__REQUESTS__
1. In the blog post about the dinner at the seafood restaurant, what occasion was the family celebrating?
2. According to the blog post about the dinner at the seafood restaurant, why were the waitstaff's crab shirts embarrassing at first?
3. Pick up the blog post about the dinner at the seafood restaurant after its last sentence and continue writing it.

Blue Lobster











{February 4, 2008}   Mr. Crabs

DH’s parents and sister came to visit us from out of town last week.  We’re coastal.  They’re very much not.  Where do you go for a celebratory dinner when visiting the locals?  Somewhere kitschy, of course!  We headed out to a touristy restaurant right on the water in celebration of my MIL’s 60th birthday.  It was one of those places that sold t-shirts and bumper stickers, surfer music and the like.  Kind of loud, pretty tacky, but altogether fun.  The wait staff all wore t-shirts that had some sentiment pertaining to crabs.  I’ve never seen a steak house with waiters wearing shirts that said, “where’s the beef?” but c’est la vie, I suppose.  Anywhoo, our waitress’ shirt said ‘I went to Sammy’s Seafood House* and my waitress gave me crabs’.  Others said things along the lines of ‘Got crabs?’ or ‘Crabs.  The gift that keeps on giving’.  Haha.  Oh, those witty marketing suits!  At first, it was kind of embarrassing.  It wouldn’t have been normally, but Mr. Lobster’s parents are uber conservative and his dad, especially, doesn’t find much humor in things that most of us find hilarious.  They seemed to not be too bothered by it so we sat there and tried to blend in with the other tourists.  At least none of us had to wear one of those adult sized bibs the waitresses tie on when you order something especially messy.  I digress.

__RECORDED INFORMATION__
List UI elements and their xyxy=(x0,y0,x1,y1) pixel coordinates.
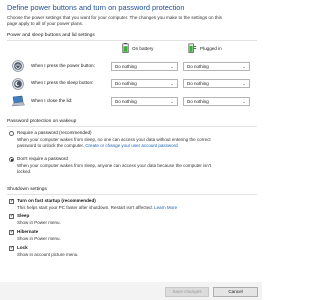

__ANSWER SET__
1. The writer's mother-in-law's 60th birthday.

2. They were embarrassing because Mr. Lobster's parents are very conservative, and his father in particular doesn't find humor in things most people find hilarious. Normally the shirts wouldn't have been embarrassing.

3.
As dinner went on, my father in law inquired about the shirts to the rest of us at the table.  “I don’t get it” he said.  We all shared a ‘are you serious?’ look and asked what, exactly, it was he didn’t understand.  “I don’t understand what’s supposed to be so funny.  I mean, you order crabs at this place, but why all the fanfare?”

This is a man in his early sixties.  He’s not stupid.  But he really did not get it.

My sis-in-law says, “Um, dad, crabs is an STD.  It’s a play on words.”  He looked at us like, really? and then was so tickled at his naïveté that he started giggling.  Then the rest of us started laughing.  Even the Lobster children started laughing.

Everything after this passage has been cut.